▶ Aim: Count how many lines hold the word "seguimiento" and give that number as the whole answer.

▶ Extracted entries:
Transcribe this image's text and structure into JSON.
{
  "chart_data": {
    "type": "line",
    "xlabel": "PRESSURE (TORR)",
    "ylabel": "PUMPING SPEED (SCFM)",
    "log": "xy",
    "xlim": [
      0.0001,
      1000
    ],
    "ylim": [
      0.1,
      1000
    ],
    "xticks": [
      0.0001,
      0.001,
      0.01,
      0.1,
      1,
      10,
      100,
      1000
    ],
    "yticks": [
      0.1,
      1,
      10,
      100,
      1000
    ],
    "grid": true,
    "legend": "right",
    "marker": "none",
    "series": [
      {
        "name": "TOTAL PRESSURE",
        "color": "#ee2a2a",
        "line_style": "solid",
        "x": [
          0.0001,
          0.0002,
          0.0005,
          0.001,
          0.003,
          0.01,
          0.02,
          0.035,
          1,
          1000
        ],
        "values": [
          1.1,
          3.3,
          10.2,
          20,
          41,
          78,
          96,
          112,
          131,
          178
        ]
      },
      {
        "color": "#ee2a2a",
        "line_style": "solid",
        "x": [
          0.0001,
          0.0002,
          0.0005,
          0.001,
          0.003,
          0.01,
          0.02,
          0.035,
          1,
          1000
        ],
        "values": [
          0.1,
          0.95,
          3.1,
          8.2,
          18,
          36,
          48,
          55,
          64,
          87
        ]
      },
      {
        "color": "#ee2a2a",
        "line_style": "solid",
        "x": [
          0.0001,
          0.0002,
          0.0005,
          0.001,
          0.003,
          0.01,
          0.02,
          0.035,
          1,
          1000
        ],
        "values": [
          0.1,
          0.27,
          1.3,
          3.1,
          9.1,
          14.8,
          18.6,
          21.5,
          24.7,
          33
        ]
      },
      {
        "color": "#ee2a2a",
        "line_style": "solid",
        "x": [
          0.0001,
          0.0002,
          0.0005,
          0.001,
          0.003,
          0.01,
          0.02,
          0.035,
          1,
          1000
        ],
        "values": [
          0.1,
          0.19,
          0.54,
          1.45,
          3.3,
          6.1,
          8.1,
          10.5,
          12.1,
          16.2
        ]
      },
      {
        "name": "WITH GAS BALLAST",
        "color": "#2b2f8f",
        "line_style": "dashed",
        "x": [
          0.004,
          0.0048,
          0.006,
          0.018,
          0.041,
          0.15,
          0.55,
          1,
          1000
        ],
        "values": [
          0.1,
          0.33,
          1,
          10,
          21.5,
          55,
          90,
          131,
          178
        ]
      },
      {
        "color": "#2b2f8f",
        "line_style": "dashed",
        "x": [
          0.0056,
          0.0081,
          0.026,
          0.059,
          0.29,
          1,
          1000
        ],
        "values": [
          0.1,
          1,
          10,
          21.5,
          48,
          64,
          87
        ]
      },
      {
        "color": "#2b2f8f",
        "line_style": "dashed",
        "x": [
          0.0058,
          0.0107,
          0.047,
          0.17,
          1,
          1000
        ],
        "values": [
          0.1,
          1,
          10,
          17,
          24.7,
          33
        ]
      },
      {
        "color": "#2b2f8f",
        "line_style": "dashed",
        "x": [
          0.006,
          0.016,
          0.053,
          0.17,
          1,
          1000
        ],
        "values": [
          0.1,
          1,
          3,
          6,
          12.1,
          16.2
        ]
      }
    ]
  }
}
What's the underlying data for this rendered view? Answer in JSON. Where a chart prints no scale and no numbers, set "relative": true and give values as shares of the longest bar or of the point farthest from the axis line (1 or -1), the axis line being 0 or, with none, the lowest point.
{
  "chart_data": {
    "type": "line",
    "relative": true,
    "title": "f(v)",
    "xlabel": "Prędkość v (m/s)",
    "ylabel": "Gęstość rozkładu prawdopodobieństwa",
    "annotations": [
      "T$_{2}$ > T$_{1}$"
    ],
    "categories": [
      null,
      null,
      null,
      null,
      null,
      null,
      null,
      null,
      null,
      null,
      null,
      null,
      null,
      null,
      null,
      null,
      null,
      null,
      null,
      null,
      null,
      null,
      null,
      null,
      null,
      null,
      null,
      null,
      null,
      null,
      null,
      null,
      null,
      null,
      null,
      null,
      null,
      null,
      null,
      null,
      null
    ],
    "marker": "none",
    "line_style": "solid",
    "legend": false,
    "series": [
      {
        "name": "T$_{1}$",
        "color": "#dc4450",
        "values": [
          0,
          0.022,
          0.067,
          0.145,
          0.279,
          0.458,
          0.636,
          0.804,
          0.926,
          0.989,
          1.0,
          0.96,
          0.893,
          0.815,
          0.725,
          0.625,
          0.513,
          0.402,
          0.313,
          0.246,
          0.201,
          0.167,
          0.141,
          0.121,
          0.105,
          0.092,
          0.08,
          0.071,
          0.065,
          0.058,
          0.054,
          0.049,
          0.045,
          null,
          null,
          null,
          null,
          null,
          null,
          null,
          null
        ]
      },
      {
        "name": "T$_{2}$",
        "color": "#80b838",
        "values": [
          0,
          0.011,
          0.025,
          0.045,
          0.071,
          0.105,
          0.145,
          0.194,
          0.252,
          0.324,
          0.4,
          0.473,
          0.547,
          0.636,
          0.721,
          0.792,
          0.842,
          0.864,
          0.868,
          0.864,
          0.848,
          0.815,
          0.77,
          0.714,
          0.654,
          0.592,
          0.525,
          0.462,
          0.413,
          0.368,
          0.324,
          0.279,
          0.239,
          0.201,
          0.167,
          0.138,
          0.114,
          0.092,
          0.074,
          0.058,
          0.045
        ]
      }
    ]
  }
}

...

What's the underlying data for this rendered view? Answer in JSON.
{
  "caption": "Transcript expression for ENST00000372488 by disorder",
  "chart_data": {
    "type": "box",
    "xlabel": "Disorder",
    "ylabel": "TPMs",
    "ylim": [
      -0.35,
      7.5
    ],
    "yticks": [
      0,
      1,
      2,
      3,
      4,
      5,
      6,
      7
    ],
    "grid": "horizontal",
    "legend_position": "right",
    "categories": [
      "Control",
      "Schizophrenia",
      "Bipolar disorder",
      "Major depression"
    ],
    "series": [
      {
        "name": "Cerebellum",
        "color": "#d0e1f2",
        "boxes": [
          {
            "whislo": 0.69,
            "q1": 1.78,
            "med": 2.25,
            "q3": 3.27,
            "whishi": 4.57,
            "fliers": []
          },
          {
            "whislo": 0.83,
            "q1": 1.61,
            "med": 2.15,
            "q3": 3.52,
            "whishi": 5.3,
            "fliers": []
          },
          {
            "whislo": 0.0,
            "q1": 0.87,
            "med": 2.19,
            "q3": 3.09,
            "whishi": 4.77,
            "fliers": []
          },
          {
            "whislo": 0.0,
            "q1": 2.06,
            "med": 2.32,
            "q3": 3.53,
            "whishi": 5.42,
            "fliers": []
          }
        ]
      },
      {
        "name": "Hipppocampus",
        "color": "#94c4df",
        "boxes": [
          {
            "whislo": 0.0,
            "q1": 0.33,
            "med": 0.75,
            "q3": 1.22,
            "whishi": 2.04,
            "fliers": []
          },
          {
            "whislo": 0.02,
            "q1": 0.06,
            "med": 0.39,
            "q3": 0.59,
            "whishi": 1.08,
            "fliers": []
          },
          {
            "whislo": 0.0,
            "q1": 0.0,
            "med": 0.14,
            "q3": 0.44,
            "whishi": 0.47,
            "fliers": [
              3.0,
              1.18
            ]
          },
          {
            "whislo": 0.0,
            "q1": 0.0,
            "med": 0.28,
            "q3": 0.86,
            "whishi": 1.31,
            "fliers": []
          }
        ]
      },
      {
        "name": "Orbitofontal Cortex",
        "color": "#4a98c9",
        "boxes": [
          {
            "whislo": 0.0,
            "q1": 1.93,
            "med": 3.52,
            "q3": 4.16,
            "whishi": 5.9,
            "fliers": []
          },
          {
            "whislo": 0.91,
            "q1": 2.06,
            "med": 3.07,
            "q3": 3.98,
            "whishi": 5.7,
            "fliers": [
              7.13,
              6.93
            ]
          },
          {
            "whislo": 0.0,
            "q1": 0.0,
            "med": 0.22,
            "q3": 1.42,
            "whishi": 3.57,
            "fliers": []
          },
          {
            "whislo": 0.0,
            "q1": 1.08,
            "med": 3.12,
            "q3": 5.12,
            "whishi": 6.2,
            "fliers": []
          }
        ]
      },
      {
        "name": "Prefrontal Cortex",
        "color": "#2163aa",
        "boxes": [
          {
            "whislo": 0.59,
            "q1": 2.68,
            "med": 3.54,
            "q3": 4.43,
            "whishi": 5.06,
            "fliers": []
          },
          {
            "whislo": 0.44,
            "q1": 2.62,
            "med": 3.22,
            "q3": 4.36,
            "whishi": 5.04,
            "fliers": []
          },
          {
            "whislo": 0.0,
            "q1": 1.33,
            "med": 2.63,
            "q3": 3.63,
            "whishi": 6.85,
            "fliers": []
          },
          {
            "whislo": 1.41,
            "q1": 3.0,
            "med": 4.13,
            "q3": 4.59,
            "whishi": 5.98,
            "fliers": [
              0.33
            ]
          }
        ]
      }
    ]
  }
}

==

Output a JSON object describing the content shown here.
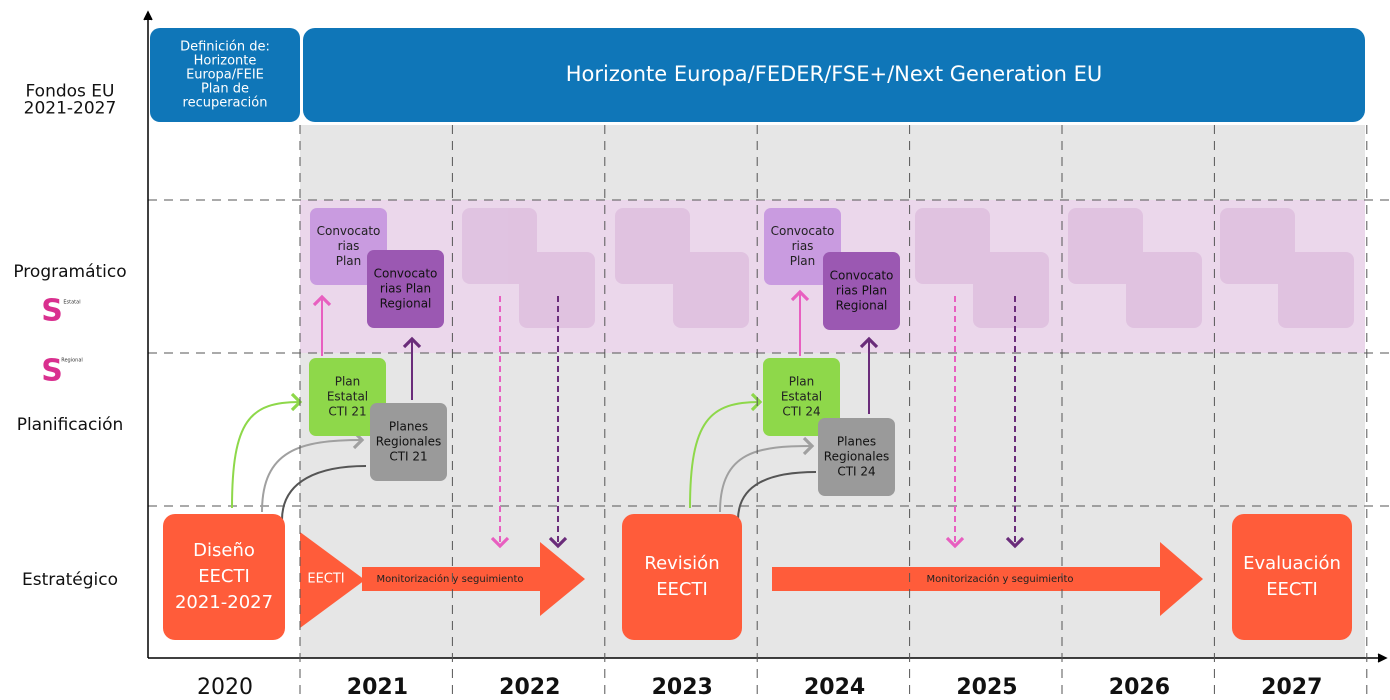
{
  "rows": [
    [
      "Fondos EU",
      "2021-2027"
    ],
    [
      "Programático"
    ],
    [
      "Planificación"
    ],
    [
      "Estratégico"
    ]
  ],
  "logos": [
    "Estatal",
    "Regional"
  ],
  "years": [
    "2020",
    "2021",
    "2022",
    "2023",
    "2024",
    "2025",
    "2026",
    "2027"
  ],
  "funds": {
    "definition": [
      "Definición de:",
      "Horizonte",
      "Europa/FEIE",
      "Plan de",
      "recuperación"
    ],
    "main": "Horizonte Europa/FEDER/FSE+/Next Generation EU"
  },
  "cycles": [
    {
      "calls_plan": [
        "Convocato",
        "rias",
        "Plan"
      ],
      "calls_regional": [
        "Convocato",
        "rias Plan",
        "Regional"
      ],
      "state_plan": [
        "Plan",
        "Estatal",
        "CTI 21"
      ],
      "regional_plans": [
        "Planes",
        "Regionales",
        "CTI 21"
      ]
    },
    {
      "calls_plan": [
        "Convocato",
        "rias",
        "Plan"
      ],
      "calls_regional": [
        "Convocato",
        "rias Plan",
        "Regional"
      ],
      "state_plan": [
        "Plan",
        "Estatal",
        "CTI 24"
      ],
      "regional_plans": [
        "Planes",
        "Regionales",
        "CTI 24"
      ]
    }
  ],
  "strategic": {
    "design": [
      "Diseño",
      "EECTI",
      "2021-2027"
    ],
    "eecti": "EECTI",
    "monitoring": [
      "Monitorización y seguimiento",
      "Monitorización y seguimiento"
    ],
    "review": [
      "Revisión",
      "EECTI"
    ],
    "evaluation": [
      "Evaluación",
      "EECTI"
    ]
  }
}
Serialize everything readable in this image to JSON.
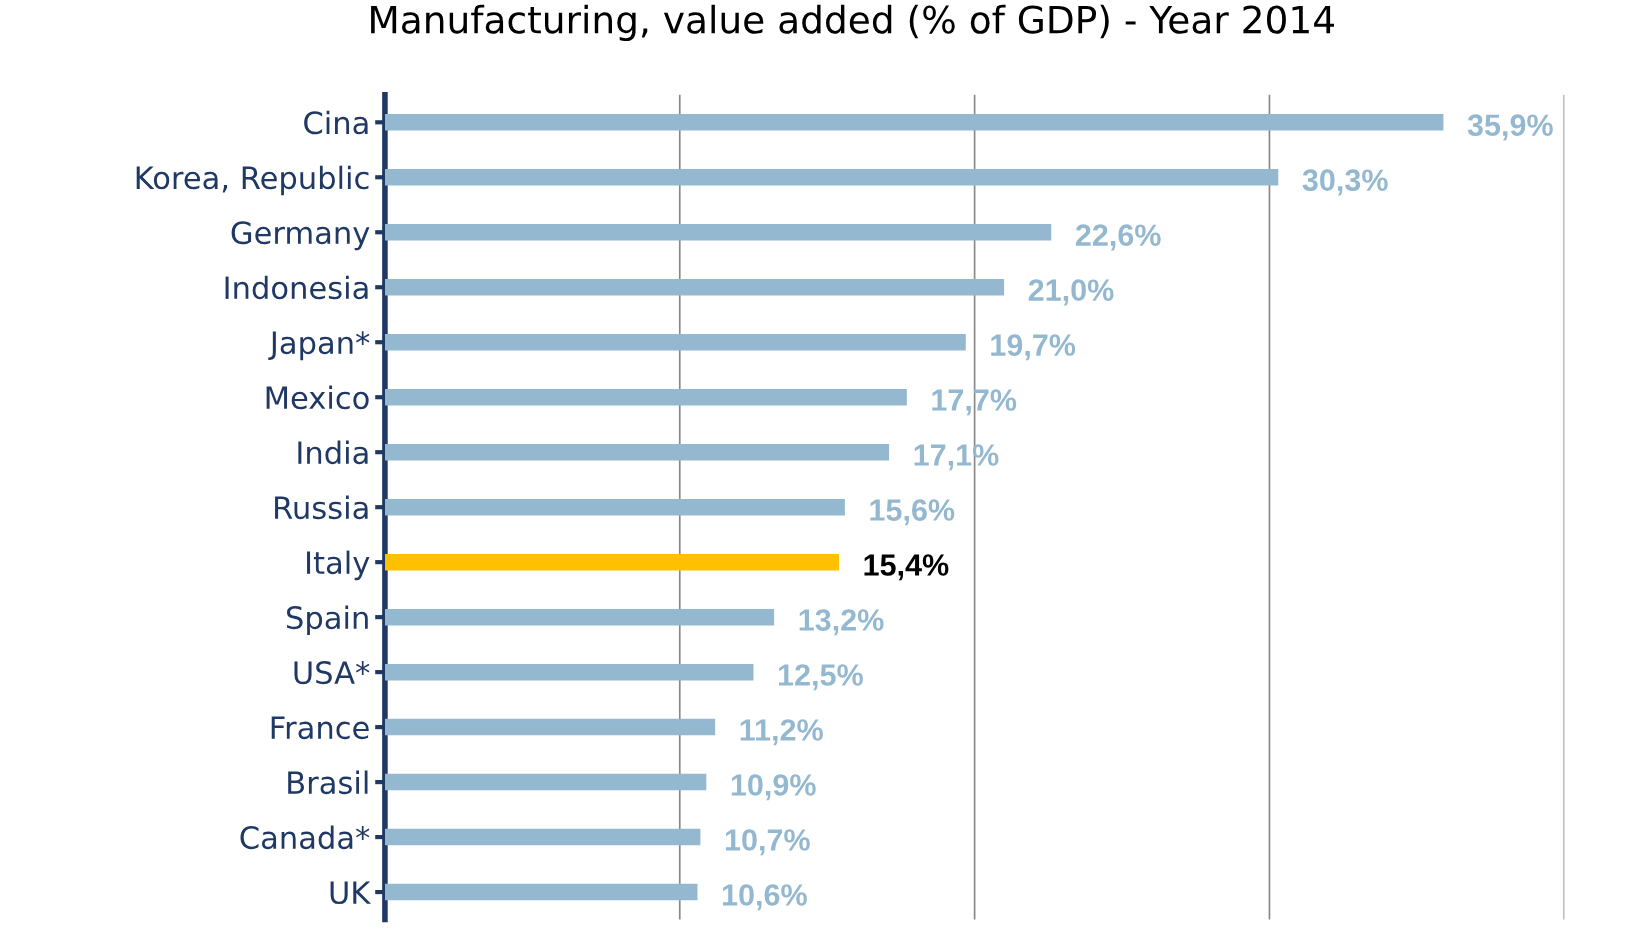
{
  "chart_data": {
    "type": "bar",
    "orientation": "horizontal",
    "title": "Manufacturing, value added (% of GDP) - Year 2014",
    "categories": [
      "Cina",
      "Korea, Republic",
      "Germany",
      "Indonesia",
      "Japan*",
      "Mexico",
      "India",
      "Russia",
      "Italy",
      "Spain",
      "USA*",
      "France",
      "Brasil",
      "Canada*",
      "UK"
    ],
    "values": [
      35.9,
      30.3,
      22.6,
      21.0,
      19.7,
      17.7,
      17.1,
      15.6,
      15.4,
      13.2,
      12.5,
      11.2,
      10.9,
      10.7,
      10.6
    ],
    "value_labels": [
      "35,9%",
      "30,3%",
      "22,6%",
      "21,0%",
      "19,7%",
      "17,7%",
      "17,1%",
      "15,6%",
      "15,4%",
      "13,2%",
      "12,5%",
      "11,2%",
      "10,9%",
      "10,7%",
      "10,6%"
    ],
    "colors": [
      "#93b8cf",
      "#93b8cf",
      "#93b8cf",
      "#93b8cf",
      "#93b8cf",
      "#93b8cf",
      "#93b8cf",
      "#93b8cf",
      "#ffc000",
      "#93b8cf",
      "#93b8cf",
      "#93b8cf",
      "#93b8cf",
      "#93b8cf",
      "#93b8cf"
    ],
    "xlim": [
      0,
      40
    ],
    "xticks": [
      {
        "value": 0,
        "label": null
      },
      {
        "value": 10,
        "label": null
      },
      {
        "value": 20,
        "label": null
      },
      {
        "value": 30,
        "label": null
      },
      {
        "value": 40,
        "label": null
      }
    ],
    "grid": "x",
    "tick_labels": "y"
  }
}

▶ The completed task: 2